◆ **EXERCISE DESCRIPTION**
Report how many lines contain the word "employees", with no other text.

--------------------------------

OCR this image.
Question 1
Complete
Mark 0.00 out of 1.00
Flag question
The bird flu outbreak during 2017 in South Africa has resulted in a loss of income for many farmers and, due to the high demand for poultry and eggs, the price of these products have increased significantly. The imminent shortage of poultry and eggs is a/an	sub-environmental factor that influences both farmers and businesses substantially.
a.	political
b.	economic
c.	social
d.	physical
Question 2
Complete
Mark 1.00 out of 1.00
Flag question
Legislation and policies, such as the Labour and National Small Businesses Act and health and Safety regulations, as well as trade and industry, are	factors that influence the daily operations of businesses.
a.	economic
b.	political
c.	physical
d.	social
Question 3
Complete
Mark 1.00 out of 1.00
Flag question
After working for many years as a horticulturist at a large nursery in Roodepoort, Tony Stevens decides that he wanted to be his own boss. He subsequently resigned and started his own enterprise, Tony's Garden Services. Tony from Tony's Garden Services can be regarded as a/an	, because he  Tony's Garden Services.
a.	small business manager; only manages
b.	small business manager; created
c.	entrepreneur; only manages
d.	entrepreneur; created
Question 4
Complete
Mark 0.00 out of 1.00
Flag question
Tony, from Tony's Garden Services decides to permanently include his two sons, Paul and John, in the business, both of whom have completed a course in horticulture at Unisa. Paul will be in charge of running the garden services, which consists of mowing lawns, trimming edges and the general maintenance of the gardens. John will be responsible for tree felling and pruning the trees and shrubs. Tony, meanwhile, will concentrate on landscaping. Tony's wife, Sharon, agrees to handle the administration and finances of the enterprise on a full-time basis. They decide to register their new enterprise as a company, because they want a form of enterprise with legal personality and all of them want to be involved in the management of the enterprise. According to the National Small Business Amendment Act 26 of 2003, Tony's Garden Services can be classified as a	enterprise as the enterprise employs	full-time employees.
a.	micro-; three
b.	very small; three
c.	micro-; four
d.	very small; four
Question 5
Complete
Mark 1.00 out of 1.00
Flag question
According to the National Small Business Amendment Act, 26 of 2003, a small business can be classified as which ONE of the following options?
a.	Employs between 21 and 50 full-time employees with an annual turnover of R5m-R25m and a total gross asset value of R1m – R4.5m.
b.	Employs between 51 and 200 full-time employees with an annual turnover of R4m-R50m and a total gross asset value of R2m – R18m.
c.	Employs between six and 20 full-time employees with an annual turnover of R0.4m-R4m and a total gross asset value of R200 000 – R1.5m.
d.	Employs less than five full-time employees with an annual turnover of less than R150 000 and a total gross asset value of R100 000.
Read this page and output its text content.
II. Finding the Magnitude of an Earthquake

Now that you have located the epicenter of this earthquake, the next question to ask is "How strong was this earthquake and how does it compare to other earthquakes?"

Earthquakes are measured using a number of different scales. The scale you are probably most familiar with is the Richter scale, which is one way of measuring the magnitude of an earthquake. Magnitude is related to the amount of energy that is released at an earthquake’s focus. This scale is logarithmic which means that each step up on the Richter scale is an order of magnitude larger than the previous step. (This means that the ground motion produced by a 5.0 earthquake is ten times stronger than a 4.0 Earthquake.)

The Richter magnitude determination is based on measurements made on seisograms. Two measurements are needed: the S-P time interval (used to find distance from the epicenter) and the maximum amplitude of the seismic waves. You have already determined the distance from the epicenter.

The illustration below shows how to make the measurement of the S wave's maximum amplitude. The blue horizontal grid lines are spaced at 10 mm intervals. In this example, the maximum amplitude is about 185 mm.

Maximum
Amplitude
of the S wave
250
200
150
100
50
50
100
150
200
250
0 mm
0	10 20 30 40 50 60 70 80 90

--------------------------------

◆ **WRITTEN REPLY**
5